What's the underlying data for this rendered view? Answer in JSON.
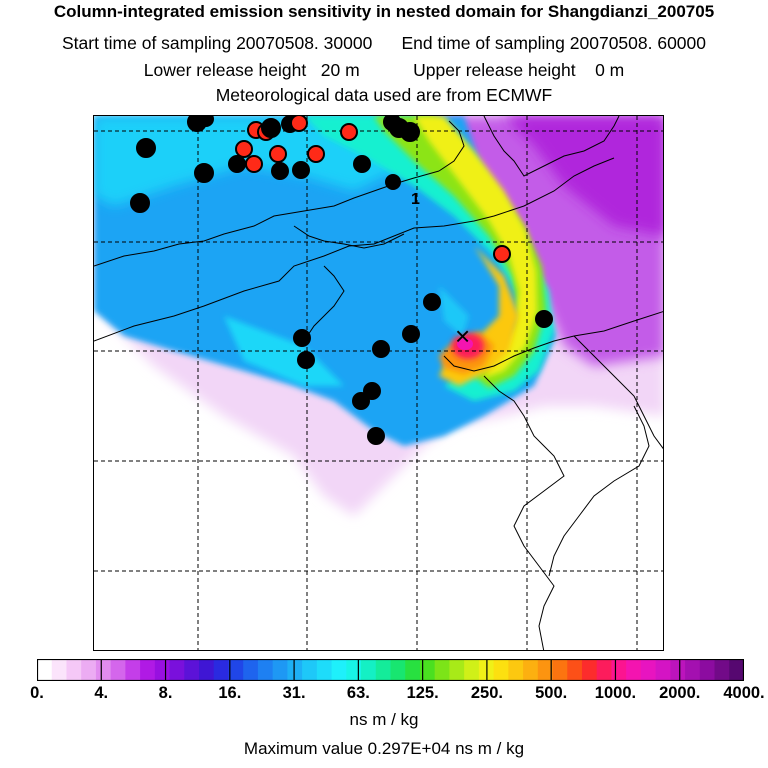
{
  "header": {
    "title": "Column-integrated emission sensitivity in nested domain for Shangdianzi_200705",
    "sampling_line": "Start time of sampling 20070508. 30000      End time of sampling 20070508. 60000",
    "release_line": "Lower release height   20 m           Upper release height    0 m",
    "met_line": "Meteorological data used are from ECMWF"
  },
  "map": {
    "receptor_marker": "×",
    "label_one": "1"
  },
  "colorbar": {
    "tick_labels": [
      "0.",
      "4.",
      "8.",
      "16.",
      "31.",
      "63.",
      "125.",
      "250.",
      "500.",
      "1000.",
      "2000.",
      "4000."
    ],
    "colors": [
      "#ffffff",
      "#fbe4fb",
      "#f5c8f7",
      "#ecacf3",
      "#e18cef",
      "#d466ec",
      "#c43ee9",
      "#b01ae5",
      "#9810e0",
      "#7a10dc",
      "#5c12d8",
      "#3f16d4",
      "#2a2ae0",
      "#2046e8",
      "#1e64ee",
      "#1e80f2",
      "#1e98f4",
      "#1eb0f6",
      "#1ec8f8",
      "#1edcfa",
      "#1ef0fb",
      "#18f4e6",
      "#14f0c4",
      "#14ec9a",
      "#18e670",
      "#28e040",
      "#4ae020",
      "#7ce418",
      "#a8ea18",
      "#d0f018",
      "#f0f018",
      "#fce010",
      "#fcc810",
      "#fcb010",
      "#fc9410",
      "#fc7410",
      "#fc5018",
      "#fc2c2c",
      "#fc1c5c",
      "#fc1490",
      "#f414b0",
      "#e814c0",
      "#d414c4",
      "#bc14bc",
      "#a410b0",
      "#8c0ca0",
      "#720a88",
      "#560870"
    ],
    "units": "ns m / kg"
  },
  "footer": {
    "max_value": "Maximum value  0.297E+04 ns m / kg"
  }
}
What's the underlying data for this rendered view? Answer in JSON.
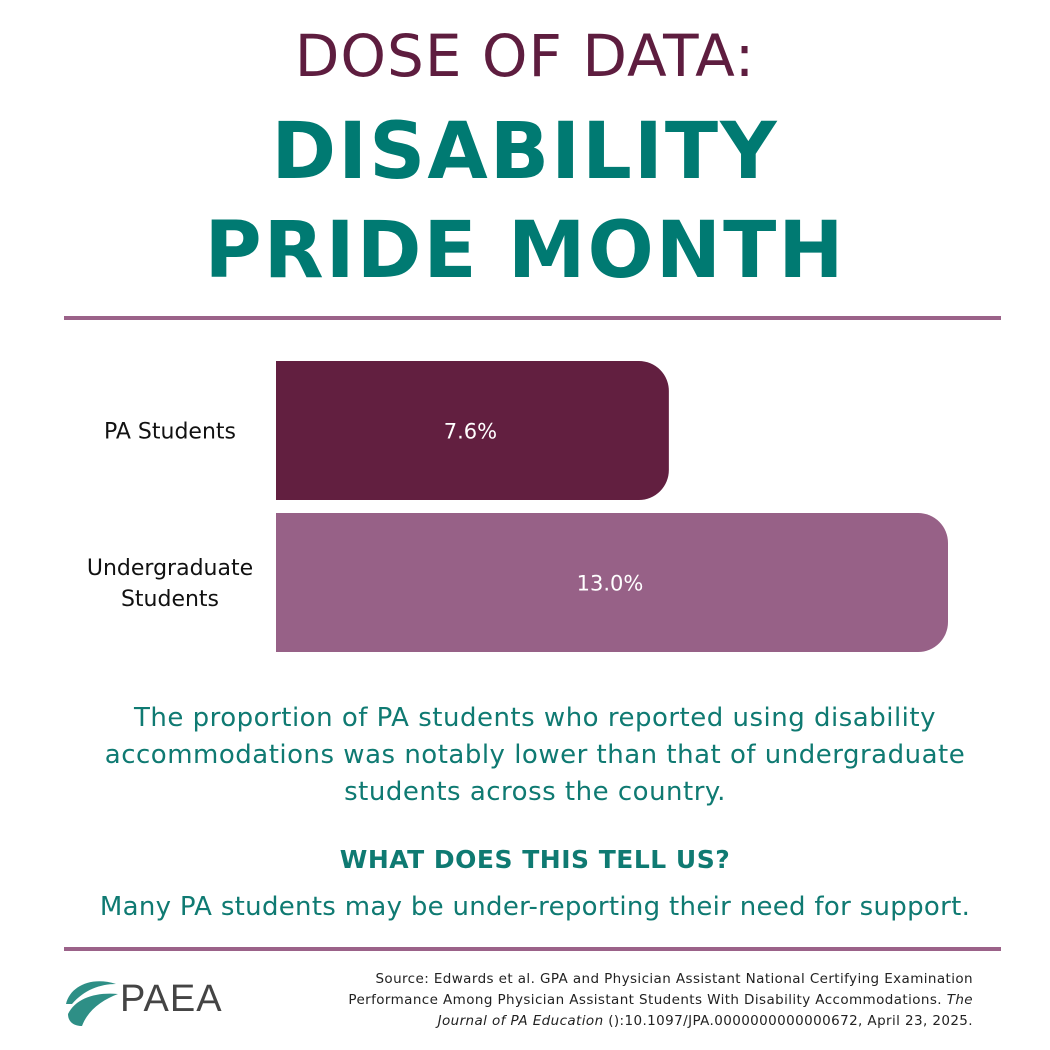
{
  "header": {
    "kicker": "DOSE OF DATA:",
    "title_line1": "DISABILITY",
    "title_line2": "PRIDE MONTH"
  },
  "colors": {
    "kicker": "#5e1d3f",
    "title": "#007a72",
    "rule": "#9b6289",
    "bar_pa": "#621f40",
    "bar_undergrad": "#976187",
    "body_text": "#0f7a72",
    "logo_leaf": "#2e8f86"
  },
  "chart_data": {
    "type": "bar",
    "orientation": "horizontal",
    "categories": [
      [
        "PA Students"
      ],
      [
        "Undergraduate",
        "Students"
      ]
    ],
    "values": [
      7.6,
      13.0
    ],
    "data_labels": [
      "7.6%",
      "13.0%"
    ],
    "bar_colors": [
      "#621f40",
      "#976187"
    ],
    "xlim": [
      0,
      13.0
    ],
    "grid": false,
    "legend": "none",
    "title": "",
    "xlabel": "",
    "ylabel": ""
  },
  "summary_text": "The proportion of PA students who reported using disability accommodations was notably lower than that of undergraduate students across the country.",
  "subhead": "WHAT DOES THIS TELL US?",
  "takeaway": "Many PA students may be under-reporting their need for support.",
  "logo": {
    "text": "PAEA",
    "icon": "leaf-swoosh-icon"
  },
  "source": {
    "line1": "Source: Edwards et al. GPA and Physician Assistant National Certifying Examination",
    "line2_plain": "Performance Among Physician Assistant Students With Disability Accommodations. ",
    "line2_italic": "The",
    "line3_italic": "Journal of PA Education",
    "line3_plain": " ():10.1097/JPA.0000000000000672, April 23, 2025."
  }
}
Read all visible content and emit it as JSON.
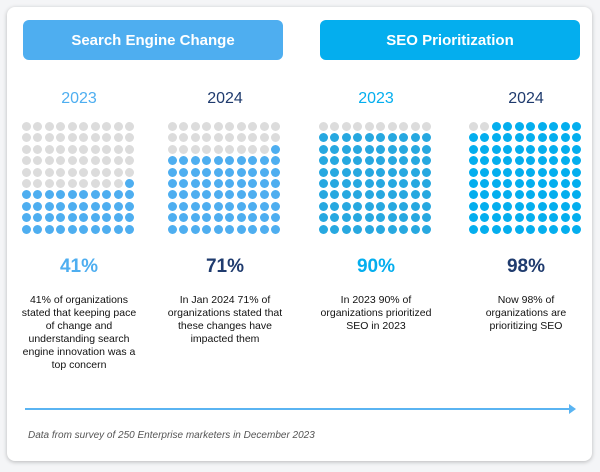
{
  "headers": {
    "left": "Search Engine Change",
    "right": "SEO Prioritization"
  },
  "columns": [
    {
      "year": "2023",
      "pct": "41%",
      "value": 41,
      "desc": "41% of organizations stated that keeping pace of change and understanding search engine innovation was a top concern",
      "year_color": "#4eaef0",
      "pct_color": "#4eaef0",
      "fill_color": "#4eaef0"
    },
    {
      "year": "2024",
      "pct": "71%",
      "value": 71,
      "desc": "In Jan 2024 71% of organizations stated that these changes have impacted them",
      "year_color": "#1f3b6e",
      "pct_color": "#1f3b6e",
      "fill_color": "#4eaef0"
    },
    {
      "year": "2023",
      "pct": "90%",
      "value": 90,
      "desc": "In 2023 90% of organizations prioritized SEO in 2023",
      "year_color": "#04aeee",
      "pct_color": "#04aeee",
      "fill_color": "#27a8e0"
    },
    {
      "year": "2024",
      "pct": "98%",
      "value": 98,
      "desc": "Now 98% of organizations are prioritizing SEO",
      "year_color": "#1f3b6e",
      "pct_color": "#1f3b6e",
      "fill_color": "#04aeee"
    }
  ],
  "footnote": "Data from survey of 250 Enterprise marketers in December 2023"
}
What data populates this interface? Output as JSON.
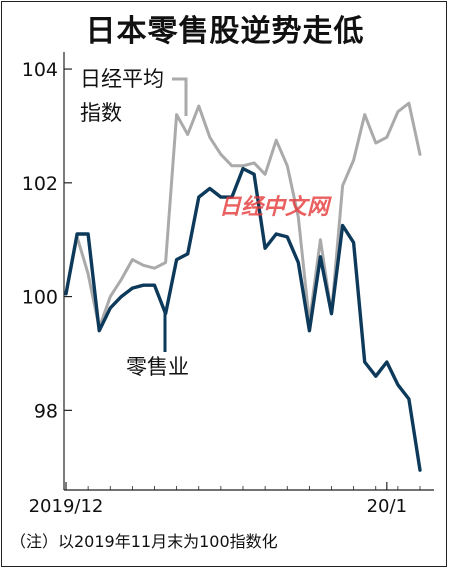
{
  "title": "日本零售股逆势走低",
  "note": "（注）以2019年11月末为100指数化",
  "watermark": "日经中文网",
  "chart_data": {
    "type": "line",
    "title": "日本零售股逆势走低",
    "y_ticks": [
      "104",
      "102",
      "100",
      "98"
    ],
    "ylim": [
      96.6,
      104.3
    ],
    "x_ticks": [
      "2019/12",
      "20/1"
    ],
    "x_tick_index": [
      0,
      29
    ],
    "grid": false,
    "series": [
      {
        "name": "日经平均指数",
        "legend_label_line1": "日经平均",
        "legend_label_line2": "指数",
        "color": "#aaaaaa",
        "values": [
          100.05,
          101.05,
          100.4,
          99.45,
          100.0,
          100.3,
          100.65,
          100.55,
          100.5,
          100.6,
          103.2,
          102.85,
          103.35,
          102.8,
          102.5,
          102.3,
          102.3,
          102.35,
          102.15,
          102.75,
          102.3,
          101.4,
          99.55,
          101.0,
          99.7,
          101.95,
          102.4,
          103.2,
          102.7,
          102.8,
          103.25,
          103.4,
          102.5
        ],
        "value_label": "日经平均指数"
      },
      {
        "name": "零售业",
        "legend_label": "零售业",
        "color": "#0d3a5a",
        "values": [
          100.05,
          101.1,
          101.1,
          99.4,
          99.8,
          100.0,
          100.15,
          100.2,
          100.2,
          99.7,
          100.65,
          100.75,
          101.75,
          101.9,
          101.75,
          101.75,
          102.25,
          102.15,
          100.85,
          101.1,
          101.05,
          100.6,
          99.4,
          100.7,
          99.7,
          101.25,
          100.95,
          98.85,
          98.6,
          98.85,
          98.45,
          98.2,
          96.95
        ],
        "value_label": "零售业"
      }
    ]
  }
}
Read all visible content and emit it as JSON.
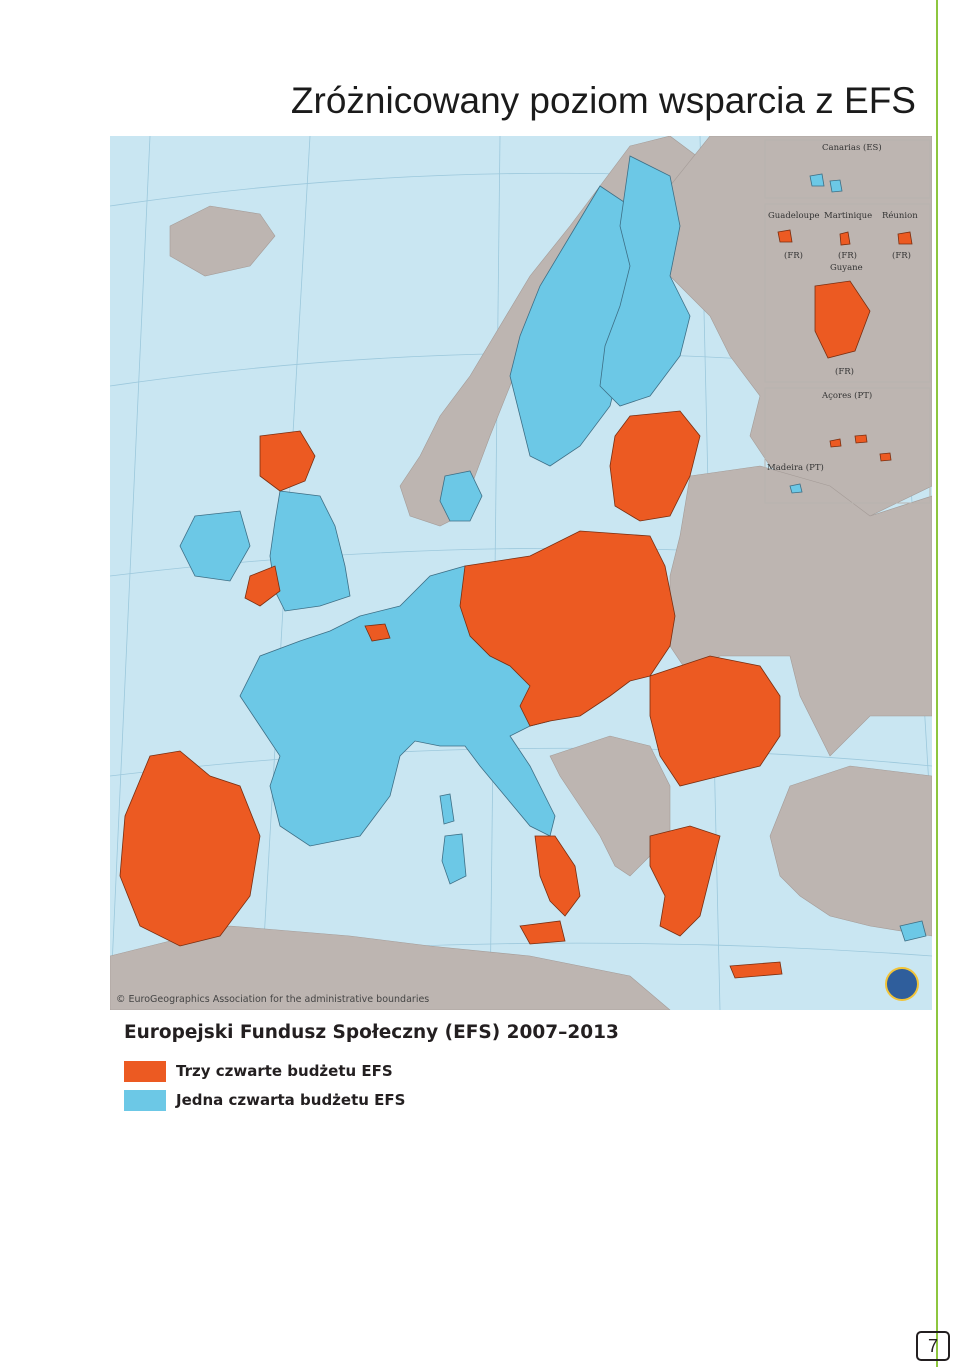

= Work to do =
Exclude all images and restate the records above word for word.

= Result =
What's the underlying data for this rendered view? Answer in JSON.
{
  "header": {
    "title": "Column-integrated emission sensitivity in nested domain for Shangdianzi_200705",
    "sampling_line": "Start time of sampling 20070508. 30000      End time of sampling 20070508. 60000",
    "release_line": "Lower release height   20 m           Upper release height    0 m",
    "met_line": "Meteorological data used are from ECMWF"
  },
  "map": {
    "receptor_marker": "×",
    "label_one": "1"
  },
  "colorbar": {
    "tick_labels": [
      "0.",
      "4.",
      "8.",
      "16.",
      "31.",
      "63.",
      "125.",
      "250.",
      "500.",
      "1000.",
      "2000.",
      "4000."
    ],
    "colors": [
      "#ffffff",
      "#fbe4fb",
      "#f5c8f7",
      "#ecacf3",
      "#e18cef",
      "#d466ec",
      "#c43ee9",
      "#b01ae5",
      "#9810e0",
      "#7a10dc",
      "#5c12d8",
      "#3f16d4",
      "#2a2ae0",
      "#2046e8",
      "#1e64ee",
      "#1e80f2",
      "#1e98f4",
      "#1eb0f6",
      "#1ec8f8",
      "#1edcfa",
      "#1ef0fb",
      "#18f4e6",
      "#14f0c4",
      "#14ec9a",
      "#18e670",
      "#28e040",
      "#4ae020",
      "#7ce418",
      "#a8ea18",
      "#d0f018",
      "#f0f018",
      "#fce010",
      "#fcc810",
      "#fcb010",
      "#fc9410",
      "#fc7410",
      "#fc5018",
      "#fc2c2c",
      "#fc1c5c",
      "#fc1490",
      "#f414b0",
      "#e814c0",
      "#d414c4",
      "#bc14bc",
      "#a410b0",
      "#8c0ca0",
      "#720a88",
      "#560870"
    ],
    "units": "ns m / kg"
  },
  "footer": {
    "max_value": "Maximum value  0.297E+04 ns m / kg"
  }
}
What's the underlying data for this rendered view? Answer in JSON.
{
  "header": {
    "kicker": "DOSE OF DATA:",
    "title_line1": "DISABILITY",
    "title_line2": "PRIDE MONTH"
  },
  "colors": {
    "kicker": "#5e1d3f",
    "title": "#007a72",
    "rule": "#9b6289",
    "bar_pa": "#621f40",
    "bar_undergrad": "#976187",
    "body_text": "#0f7a72",
    "logo_leaf": "#2e8f86"
  },
  "chart_data": {
    "type": "bar",
    "orientation": "horizontal",
    "categories": [
      [
        "PA Students"
      ],
      [
        "Undergraduate",
        "Students"
      ]
    ],
    "values": [
      7.6,
      13.0
    ],
    "data_labels": [
      "7.6%",
      "13.0%"
    ],
    "bar_colors": [
      "#621f40",
      "#976187"
    ],
    "xlim": [
      0,
      13.0
    ],
    "grid": false,
    "legend": "none",
    "title": "",
    "xlabel": "",
    "ylabel": ""
  },
  "summary_text": "The proportion of PA students who reported using disability accommodations was notably lower than that of undergraduate students across the country.",
  "subhead": "WHAT DOES THIS TELL US?",
  "takeaway": "Many PA students may be under-reporting their need for support.",
  "logo": {
    "text": "PAEA",
    "icon": "leaf-swoosh-icon"
  },
  "source": {
    "line1": "Source: Edwards et al. GPA and Physician Assistant National Certifying Examination",
    "line2_plain": "Performance Among Physician Assistant Students With Disability Accommodations. ",
    "line2_italic": "The",
    "line3_italic": "Journal of PA Education",
    "line3_plain": " ():10.1097/JPA.0000000000000672, April 23, 2025."
  }
}
Read all visible content and emit it as JSON.
{
  "headers": {
    "left": "Search Engine Change",
    "right": "SEO Prioritization"
  },
  "columns": [
    {
      "year": "2023",
      "pct": "41%",
      "value": 41,
      "desc": "41% of organizations stated that keeping pace of change and understanding search engine innovation was a top concern",
      "year_color": "#4eaef0",
      "pct_color": "#4eaef0",
      "fill_color": "#4eaef0"
    },
    {
      "year": "2024",
      "pct": "71%",
      "value": 71,
      "desc": "In Jan 2024 71% of organizations stated that these changes have impacted them",
      "year_color": "#1f3b6e",
      "pct_color": "#1f3b6e",
      "fill_color": "#4eaef0"
    },
    {
      "year": "2023",
      "pct": "90%",
      "value": 90,
      "desc": "In 2023 90% of organizations prioritized SEO in 2023",
      "year_color": "#04aeee",
      "pct_color": "#04aeee",
      "fill_color": "#27a8e0"
    },
    {
      "year": "2024",
      "pct": "98%",
      "value": 98,
      "desc": "Now 98% of organizations are prioritizing SEO",
      "year_color": "#1f3b6e",
      "pct_color": "#1f3b6e",
      "fill_color": "#04aeee"
    }
  ],
  "footnote": "Data from survey of 250 Enterprise marketers in December 2023"
}
What data populates this interface? Output as JSON.
{
  "title": "日本零售股逆势走低",
  "note": "（注）以2019年11月末为100指数化",
  "watermark": "日经中文网",
  "chart_data": {
    "type": "line",
    "title": "日本零售股逆势走低",
    "y_ticks": [
      "104",
      "102",
      "100",
      "98"
    ],
    "ylim": [
      96.6,
      104.3
    ],
    "x_ticks": [
      "2019/12",
      "20/1"
    ],
    "x_tick_index": [
      0,
      29
    ],
    "grid": false,
    "series": [
      {
        "name": "日经平均指数",
        "legend_label_line1": "日经平均",
        "legend_label_line2": "指数",
        "color": "#aaaaaa",
        "values": [
          100.05,
          101.05,
          100.4,
          99.45,
          100.0,
          100.3,
          100.65,
          100.55,
          100.5,
          100.6,
          103.2,
          102.85,
          103.35,
          102.8,
          102.5,
          102.3,
          102.3,
          102.35,
          102.15,
          102.75,
          102.3,
          101.4,
          99.55,
          101.0,
          99.7,
          101.95,
          102.4,
          103.2,
          102.7,
          102.8,
          103.25,
          103.4,
          102.5
        ],
        "value_label": "日经平均指数"
      },
      {
        "name": "零售业",
        "legend_label": "零售业",
        "color": "#0d3a5a",
        "values": [
          100.05,
          101.1,
          101.1,
          99.4,
          99.8,
          100.0,
          100.15,
          100.2,
          100.2,
          99.7,
          100.65,
          100.75,
          101.75,
          101.9,
          101.75,
          101.75,
          102.25,
          102.15,
          100.85,
          101.1,
          101.05,
          100.6,
          99.4,
          100.7,
          99.7,
          101.25,
          100.95,
          98.85,
          98.6,
          98.85,
          98.45,
          98.2,
          96.95
        ],
        "value_label": "零售业"
      }
    ]
  }
}
Read all visible content and emit it as JSON.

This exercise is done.